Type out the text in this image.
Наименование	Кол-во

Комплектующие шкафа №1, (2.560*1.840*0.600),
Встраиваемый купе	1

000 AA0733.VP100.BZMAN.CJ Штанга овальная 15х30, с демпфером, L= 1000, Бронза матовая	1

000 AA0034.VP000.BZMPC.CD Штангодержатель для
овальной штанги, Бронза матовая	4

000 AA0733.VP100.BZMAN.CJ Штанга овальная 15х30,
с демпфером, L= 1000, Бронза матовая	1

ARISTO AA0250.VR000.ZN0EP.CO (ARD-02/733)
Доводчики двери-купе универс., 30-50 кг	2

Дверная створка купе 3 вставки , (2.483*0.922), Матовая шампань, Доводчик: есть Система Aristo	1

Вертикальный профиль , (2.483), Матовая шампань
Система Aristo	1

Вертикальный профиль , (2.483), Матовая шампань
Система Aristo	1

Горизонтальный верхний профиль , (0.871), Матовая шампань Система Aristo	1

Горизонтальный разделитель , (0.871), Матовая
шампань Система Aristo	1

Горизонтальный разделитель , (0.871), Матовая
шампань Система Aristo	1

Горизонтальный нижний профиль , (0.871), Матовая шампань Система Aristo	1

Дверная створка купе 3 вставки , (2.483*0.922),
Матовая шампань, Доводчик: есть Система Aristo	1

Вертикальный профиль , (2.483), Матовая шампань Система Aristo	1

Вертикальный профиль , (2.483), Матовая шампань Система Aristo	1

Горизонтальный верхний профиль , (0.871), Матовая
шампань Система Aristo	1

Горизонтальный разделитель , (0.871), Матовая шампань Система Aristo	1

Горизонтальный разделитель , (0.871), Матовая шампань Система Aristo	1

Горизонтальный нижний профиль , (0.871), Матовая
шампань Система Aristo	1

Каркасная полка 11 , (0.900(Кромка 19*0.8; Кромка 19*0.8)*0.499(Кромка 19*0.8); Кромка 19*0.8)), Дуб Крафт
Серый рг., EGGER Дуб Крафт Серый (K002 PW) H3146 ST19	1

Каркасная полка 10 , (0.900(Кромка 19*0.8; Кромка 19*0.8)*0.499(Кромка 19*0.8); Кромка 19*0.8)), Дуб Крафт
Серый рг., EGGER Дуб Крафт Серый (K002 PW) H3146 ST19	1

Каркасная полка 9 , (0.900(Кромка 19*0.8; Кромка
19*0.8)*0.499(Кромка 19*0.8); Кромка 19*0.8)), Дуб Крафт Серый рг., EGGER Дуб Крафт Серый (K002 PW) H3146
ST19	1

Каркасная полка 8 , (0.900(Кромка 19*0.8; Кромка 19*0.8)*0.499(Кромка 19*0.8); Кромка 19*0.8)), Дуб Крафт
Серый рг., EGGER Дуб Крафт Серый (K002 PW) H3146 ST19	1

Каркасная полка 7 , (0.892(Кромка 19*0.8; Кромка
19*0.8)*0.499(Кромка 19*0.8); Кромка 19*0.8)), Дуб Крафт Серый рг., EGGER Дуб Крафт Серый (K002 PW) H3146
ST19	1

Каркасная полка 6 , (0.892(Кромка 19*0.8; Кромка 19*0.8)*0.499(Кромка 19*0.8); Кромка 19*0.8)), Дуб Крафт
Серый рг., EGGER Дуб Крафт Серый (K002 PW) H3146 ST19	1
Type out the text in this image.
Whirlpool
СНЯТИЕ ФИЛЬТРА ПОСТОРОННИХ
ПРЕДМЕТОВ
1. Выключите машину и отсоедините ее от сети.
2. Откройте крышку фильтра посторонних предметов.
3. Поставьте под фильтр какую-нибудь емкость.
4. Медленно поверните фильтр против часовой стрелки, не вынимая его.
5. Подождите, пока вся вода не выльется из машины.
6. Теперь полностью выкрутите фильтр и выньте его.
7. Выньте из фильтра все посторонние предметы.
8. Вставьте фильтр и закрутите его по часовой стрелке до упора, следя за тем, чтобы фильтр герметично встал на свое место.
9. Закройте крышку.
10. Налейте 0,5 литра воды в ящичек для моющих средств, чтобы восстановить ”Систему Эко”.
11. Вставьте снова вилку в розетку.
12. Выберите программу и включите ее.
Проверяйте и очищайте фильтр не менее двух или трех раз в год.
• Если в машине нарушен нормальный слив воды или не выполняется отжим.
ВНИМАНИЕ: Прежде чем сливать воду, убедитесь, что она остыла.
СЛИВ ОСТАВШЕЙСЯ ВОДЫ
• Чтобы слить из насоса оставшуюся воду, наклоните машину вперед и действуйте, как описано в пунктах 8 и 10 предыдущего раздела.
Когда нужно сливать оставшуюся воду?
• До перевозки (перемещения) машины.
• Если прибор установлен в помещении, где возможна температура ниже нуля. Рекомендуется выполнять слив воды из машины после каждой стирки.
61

━━━━

What to produce: Filter out every line that lacks the word "демпфером", and copy the rest.

Exercise output:
000 AA0733.VP100.BZMAN.CJ Штанга овальная 15х30, с демпфером, L= 1000, Бронза матовая	1
с демпфером, L= 1000, Бронза матовая	1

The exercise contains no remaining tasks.